(Dataset entries)
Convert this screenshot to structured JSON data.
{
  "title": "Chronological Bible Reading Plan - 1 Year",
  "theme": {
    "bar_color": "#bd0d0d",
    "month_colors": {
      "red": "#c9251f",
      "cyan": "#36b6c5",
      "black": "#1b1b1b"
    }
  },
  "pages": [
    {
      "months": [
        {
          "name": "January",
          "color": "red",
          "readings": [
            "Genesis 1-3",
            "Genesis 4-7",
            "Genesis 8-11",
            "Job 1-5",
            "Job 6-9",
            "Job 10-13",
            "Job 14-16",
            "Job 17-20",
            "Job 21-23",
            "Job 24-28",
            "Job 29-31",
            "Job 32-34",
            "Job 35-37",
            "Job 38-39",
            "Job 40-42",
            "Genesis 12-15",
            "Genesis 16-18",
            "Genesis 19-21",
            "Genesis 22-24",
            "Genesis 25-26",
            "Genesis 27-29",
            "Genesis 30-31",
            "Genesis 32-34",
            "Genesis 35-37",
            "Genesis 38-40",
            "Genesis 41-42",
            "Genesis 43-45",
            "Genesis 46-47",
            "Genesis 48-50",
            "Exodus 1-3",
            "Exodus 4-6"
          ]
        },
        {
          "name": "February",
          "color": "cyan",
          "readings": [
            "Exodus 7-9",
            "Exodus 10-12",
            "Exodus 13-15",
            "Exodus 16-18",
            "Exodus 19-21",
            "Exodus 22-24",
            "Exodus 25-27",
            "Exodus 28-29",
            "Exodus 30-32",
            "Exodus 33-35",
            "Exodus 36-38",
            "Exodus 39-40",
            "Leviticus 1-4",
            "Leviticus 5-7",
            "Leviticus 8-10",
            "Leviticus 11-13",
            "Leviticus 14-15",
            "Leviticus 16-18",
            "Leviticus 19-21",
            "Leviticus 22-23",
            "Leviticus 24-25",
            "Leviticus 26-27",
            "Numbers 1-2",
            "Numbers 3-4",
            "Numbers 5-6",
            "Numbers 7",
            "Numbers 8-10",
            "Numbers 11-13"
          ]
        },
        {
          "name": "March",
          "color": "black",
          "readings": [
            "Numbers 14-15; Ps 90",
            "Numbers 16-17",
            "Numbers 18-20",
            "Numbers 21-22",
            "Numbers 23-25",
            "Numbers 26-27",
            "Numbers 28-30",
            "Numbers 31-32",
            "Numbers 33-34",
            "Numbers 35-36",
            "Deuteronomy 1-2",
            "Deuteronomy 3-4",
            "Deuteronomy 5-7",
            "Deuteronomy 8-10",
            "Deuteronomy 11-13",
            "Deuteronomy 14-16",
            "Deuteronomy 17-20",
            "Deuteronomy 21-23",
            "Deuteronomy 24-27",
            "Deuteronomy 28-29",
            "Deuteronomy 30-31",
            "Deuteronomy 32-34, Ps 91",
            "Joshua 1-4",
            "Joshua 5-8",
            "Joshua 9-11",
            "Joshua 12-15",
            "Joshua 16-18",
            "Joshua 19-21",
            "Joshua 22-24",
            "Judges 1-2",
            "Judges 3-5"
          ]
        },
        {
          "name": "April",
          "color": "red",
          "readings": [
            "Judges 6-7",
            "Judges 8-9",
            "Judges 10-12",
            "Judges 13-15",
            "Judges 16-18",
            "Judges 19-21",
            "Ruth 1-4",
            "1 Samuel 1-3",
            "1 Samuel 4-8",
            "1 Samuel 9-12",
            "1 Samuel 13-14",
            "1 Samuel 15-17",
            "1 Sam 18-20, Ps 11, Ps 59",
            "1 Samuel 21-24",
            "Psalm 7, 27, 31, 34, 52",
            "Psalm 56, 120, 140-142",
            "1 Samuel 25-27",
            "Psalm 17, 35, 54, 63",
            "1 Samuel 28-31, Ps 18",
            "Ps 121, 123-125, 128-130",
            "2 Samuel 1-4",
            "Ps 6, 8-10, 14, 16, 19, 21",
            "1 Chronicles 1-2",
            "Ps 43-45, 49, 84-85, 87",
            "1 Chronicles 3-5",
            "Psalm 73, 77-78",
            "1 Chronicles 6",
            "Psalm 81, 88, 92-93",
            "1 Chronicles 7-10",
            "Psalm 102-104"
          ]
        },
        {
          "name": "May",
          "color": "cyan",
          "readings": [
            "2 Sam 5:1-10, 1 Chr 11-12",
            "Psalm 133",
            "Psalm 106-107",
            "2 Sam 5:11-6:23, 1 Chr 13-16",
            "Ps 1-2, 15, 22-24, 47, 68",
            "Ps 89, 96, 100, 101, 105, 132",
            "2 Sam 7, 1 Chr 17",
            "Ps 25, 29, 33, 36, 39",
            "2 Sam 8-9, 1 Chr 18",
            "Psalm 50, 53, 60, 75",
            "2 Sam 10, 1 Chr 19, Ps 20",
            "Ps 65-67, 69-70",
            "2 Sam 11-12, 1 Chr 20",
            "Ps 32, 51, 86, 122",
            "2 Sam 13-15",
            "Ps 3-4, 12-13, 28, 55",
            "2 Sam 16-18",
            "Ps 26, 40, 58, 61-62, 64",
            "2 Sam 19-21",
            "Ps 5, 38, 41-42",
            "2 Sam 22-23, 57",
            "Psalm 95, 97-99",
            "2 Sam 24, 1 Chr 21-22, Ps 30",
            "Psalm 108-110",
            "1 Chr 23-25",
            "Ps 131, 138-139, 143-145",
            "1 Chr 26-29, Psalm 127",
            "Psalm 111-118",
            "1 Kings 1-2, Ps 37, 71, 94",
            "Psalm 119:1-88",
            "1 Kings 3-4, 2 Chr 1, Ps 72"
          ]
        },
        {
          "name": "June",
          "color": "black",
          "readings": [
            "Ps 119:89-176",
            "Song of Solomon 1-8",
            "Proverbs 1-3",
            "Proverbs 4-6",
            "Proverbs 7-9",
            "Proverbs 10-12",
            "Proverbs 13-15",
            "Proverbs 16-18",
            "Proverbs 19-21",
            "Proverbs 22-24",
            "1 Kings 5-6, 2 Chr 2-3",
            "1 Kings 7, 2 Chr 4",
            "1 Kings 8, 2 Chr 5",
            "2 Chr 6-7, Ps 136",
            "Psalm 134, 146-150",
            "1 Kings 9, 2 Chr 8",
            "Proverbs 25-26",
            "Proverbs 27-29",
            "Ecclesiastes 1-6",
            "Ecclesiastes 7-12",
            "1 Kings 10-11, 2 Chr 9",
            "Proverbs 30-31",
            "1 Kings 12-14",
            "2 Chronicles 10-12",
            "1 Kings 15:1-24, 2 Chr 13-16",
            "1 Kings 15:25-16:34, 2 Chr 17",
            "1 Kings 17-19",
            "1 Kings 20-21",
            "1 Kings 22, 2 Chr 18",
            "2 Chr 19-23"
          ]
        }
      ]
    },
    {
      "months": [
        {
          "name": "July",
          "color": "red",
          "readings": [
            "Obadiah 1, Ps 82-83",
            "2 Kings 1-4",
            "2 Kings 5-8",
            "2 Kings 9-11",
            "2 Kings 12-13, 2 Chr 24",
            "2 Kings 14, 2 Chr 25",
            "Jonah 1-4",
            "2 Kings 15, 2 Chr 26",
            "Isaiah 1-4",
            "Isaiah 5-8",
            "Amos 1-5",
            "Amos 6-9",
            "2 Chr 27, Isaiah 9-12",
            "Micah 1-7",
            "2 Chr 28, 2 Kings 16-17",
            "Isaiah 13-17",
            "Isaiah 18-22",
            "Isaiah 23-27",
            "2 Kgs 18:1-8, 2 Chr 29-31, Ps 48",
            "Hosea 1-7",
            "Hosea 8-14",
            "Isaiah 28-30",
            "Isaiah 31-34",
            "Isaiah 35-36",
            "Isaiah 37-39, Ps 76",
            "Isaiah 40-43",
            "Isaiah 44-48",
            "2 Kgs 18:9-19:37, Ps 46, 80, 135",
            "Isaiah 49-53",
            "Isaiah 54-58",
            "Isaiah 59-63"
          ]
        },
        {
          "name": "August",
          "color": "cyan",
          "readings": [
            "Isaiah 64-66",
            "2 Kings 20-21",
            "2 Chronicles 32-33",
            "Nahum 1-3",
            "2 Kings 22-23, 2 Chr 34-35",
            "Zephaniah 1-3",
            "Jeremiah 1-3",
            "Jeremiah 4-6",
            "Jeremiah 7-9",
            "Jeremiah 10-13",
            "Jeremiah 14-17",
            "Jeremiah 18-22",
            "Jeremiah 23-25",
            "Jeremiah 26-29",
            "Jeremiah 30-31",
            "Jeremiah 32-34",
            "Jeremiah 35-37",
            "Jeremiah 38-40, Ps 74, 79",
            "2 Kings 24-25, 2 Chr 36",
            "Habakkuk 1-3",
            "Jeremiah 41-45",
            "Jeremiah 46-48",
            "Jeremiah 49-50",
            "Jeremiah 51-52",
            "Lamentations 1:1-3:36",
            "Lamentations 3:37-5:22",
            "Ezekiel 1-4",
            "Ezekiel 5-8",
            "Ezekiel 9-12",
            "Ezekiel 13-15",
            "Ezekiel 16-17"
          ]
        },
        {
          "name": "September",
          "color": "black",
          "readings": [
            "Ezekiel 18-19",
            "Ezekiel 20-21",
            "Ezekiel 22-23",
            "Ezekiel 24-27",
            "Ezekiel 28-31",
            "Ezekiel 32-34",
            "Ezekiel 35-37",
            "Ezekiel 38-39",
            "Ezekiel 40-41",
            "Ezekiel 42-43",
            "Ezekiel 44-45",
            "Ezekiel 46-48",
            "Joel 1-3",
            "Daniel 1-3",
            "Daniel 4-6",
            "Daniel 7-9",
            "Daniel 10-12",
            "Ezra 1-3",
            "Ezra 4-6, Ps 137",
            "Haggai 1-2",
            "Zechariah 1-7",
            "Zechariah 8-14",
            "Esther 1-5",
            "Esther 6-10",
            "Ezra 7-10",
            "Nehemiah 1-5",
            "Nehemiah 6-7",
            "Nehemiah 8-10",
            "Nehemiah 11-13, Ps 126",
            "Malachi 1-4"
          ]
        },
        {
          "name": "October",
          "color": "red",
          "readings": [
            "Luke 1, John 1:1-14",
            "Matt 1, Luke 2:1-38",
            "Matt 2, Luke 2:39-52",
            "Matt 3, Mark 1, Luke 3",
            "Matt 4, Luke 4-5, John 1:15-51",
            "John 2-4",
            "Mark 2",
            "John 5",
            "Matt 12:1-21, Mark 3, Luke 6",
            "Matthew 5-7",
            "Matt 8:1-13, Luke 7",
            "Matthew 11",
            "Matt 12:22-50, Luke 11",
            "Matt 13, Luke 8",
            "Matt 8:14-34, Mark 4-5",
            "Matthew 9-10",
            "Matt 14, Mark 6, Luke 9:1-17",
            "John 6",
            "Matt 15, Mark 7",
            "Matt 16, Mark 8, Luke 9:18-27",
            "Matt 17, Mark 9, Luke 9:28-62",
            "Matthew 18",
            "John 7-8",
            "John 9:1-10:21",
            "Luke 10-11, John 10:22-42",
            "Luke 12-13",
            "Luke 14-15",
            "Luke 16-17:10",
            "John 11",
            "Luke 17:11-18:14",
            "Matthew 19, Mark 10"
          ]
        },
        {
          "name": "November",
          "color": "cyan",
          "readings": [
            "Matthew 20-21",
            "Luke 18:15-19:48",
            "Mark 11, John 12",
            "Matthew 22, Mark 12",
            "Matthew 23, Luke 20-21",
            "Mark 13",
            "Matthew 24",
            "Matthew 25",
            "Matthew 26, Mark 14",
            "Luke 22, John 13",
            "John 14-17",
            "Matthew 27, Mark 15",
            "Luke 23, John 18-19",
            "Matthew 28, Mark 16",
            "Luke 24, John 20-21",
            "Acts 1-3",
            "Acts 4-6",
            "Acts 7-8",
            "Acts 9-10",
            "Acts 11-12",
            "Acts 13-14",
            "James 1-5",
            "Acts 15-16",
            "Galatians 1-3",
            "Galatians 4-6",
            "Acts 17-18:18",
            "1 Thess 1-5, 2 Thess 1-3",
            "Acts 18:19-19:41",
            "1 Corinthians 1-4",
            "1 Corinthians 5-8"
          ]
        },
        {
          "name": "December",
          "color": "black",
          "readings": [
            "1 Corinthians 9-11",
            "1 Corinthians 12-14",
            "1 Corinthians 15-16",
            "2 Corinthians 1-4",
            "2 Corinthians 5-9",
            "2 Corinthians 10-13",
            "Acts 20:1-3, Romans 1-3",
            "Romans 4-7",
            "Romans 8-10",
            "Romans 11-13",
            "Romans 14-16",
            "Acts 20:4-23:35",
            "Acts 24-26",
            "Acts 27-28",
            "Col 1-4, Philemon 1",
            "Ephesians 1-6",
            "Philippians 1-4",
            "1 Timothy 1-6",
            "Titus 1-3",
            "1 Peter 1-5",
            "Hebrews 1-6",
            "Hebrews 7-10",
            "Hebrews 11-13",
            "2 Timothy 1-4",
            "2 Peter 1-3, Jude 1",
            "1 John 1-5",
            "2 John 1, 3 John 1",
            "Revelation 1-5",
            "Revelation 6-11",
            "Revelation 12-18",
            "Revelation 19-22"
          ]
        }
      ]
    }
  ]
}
(End Dataset entries)
[Aim of the exercise]
Whenever the word "Nehemiah" occurs in a line of the records, that line counts once; state the total alone.

[Problem solution]
4